--- Excerpted text ---

But nobody understood him
or did what he suggested.

His words
stemmed from ancient wisdom,
and his actions were highly disciplined.
People didn't get that,
which is why
they didn't understand him.
And the less they understood him,
the more meaningful his advice became.

That's why the Masters live simply,
hiding their wisdom deep within themselves.

July 20, 2004

14 視之不見 名曰夷

老子道德經第十四章

視之不見 名曰夷
聽之不聞 名曰希
搏之不得 名曰微
此三者不可致詰 故混而為一

其上不皦 其下不昧
繩繩兮不可名 復歸於無物
是謂 無狀之狀 無物之象 是謂恍惚

迎之不見其首 隨之不見其後
執古之道 以御今之有
能知古始 是謂道紀

======
FOURTEEN

Look, it cannot be seen--it is beyond form.
Listen, it cannot be heard--it is beyond sound.
Grasp, it cannot be held--it is intangible.
These three are indefinable;
Therefore they are joined in one.

From above it is not bright;
From below it is not dark;
An unbroken thread beyond description.
It returns to nothingness.
The form of the formless,
The image of the imageless,
It is called indefinable and beyond imagination.

Stand before it and there is no beginning.
Follow it and there is no end.
Stay with the ancient Tao,
Move with the present.

Knowing the ancient beginning is the essence of Tao.

======
14 (Time)

---

● **What the exercise asks**
In the English translation of chapter fourteen in the Tao Te Ching excerpt, what is the essence of Tao? The rows aren't needed here.

--- Data under study ---

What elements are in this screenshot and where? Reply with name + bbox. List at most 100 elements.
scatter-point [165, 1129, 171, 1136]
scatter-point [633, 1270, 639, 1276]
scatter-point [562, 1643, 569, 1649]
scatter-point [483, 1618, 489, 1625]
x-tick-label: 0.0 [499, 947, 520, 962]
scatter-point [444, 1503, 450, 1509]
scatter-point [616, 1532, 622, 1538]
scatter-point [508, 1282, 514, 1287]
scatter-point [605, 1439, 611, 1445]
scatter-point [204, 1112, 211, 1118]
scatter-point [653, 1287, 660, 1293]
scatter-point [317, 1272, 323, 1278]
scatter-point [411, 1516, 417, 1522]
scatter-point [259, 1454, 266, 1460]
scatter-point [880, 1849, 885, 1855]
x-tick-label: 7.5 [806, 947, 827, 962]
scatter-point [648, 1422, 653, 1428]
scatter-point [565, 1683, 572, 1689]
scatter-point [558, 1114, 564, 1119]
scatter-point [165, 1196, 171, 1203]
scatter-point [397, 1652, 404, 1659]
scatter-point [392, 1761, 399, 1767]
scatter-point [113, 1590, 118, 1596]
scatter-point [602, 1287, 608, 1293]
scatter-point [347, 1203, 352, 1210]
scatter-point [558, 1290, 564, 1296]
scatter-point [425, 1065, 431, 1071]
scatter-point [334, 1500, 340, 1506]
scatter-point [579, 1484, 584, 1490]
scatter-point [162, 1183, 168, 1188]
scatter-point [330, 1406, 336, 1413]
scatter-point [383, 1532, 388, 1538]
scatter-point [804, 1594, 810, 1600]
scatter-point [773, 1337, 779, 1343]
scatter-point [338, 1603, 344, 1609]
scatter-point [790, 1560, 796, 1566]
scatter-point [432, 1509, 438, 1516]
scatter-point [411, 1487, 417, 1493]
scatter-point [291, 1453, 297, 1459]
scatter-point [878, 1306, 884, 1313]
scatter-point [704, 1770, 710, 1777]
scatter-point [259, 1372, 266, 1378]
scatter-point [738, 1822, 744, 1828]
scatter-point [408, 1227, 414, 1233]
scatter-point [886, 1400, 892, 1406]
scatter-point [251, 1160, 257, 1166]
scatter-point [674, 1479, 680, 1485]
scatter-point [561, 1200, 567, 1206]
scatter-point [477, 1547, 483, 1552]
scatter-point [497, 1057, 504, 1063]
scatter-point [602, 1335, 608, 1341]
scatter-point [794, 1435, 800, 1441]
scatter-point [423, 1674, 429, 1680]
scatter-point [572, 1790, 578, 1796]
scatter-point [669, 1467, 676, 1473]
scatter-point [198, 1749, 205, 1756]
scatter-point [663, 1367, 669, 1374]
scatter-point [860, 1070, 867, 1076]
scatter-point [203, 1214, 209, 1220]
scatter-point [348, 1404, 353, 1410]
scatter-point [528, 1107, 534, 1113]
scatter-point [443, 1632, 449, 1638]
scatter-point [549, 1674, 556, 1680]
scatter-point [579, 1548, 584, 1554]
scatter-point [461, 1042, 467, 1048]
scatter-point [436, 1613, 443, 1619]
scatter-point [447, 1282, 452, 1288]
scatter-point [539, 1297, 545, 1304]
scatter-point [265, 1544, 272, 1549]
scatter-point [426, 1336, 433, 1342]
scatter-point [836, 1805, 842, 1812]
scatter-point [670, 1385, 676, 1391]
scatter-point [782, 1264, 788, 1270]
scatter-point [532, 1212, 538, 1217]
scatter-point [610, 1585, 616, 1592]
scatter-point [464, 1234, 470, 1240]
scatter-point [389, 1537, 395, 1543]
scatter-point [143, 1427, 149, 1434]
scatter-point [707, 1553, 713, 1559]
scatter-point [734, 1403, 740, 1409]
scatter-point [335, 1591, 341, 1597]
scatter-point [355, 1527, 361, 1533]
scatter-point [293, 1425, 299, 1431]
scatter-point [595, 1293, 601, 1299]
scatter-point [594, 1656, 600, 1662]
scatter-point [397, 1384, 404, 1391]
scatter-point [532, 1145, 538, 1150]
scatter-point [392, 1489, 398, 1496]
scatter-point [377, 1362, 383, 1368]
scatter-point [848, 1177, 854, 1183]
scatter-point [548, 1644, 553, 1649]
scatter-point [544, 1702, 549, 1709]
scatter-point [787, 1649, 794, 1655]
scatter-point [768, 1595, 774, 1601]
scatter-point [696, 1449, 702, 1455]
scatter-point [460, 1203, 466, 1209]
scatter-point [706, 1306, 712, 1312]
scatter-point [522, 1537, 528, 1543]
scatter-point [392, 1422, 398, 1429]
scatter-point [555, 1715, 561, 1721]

---

● **Reply to the exercise**
Knowing the ancient beginning is the essence of Tao.